Problem statement
Select all lines in the records that include "body".

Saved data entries
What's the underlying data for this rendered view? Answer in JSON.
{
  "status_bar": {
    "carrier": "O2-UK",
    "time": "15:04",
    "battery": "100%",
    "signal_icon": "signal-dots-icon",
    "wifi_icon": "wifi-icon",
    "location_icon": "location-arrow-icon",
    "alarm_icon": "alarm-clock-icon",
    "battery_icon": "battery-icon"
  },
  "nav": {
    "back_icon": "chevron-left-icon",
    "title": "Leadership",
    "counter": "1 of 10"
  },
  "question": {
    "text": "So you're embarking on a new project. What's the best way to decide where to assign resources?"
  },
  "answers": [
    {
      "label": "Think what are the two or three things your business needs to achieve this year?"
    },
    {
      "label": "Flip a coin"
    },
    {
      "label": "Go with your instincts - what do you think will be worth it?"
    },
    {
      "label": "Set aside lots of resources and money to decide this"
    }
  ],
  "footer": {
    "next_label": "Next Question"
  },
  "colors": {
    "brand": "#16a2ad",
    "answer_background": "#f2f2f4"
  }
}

---

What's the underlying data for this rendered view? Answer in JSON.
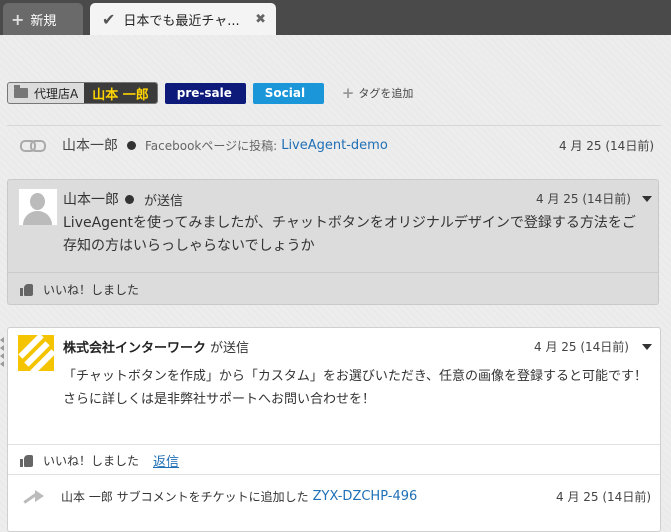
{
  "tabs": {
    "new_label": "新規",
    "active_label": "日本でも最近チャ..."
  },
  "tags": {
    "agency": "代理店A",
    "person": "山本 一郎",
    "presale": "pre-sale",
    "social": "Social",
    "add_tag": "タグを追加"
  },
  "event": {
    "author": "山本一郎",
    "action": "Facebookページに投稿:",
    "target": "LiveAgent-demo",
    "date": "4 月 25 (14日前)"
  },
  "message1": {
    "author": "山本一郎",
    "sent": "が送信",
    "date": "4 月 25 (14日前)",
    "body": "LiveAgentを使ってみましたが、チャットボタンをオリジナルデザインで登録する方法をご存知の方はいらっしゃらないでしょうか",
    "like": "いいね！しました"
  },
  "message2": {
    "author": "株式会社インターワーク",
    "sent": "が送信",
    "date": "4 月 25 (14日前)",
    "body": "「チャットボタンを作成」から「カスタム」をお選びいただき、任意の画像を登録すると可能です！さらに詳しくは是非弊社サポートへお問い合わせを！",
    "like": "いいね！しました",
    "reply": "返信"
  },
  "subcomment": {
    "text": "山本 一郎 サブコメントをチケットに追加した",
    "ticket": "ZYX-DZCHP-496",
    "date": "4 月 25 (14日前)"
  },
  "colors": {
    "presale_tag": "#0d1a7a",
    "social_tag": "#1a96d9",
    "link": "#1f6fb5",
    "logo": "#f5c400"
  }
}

Result of the task
    "body": "LiveAgentを使ってみましたが、チャットボタンをオリジナルデザインで登録する方法をご存知の方はいらっしゃらないでしょうか",
    "body": "「チャットボタンを作成」から「カスタム」をお選びいただき、任意の画像を登録すると可能です！さらに詳しくは是非弊社サポートへお問い合わせを！",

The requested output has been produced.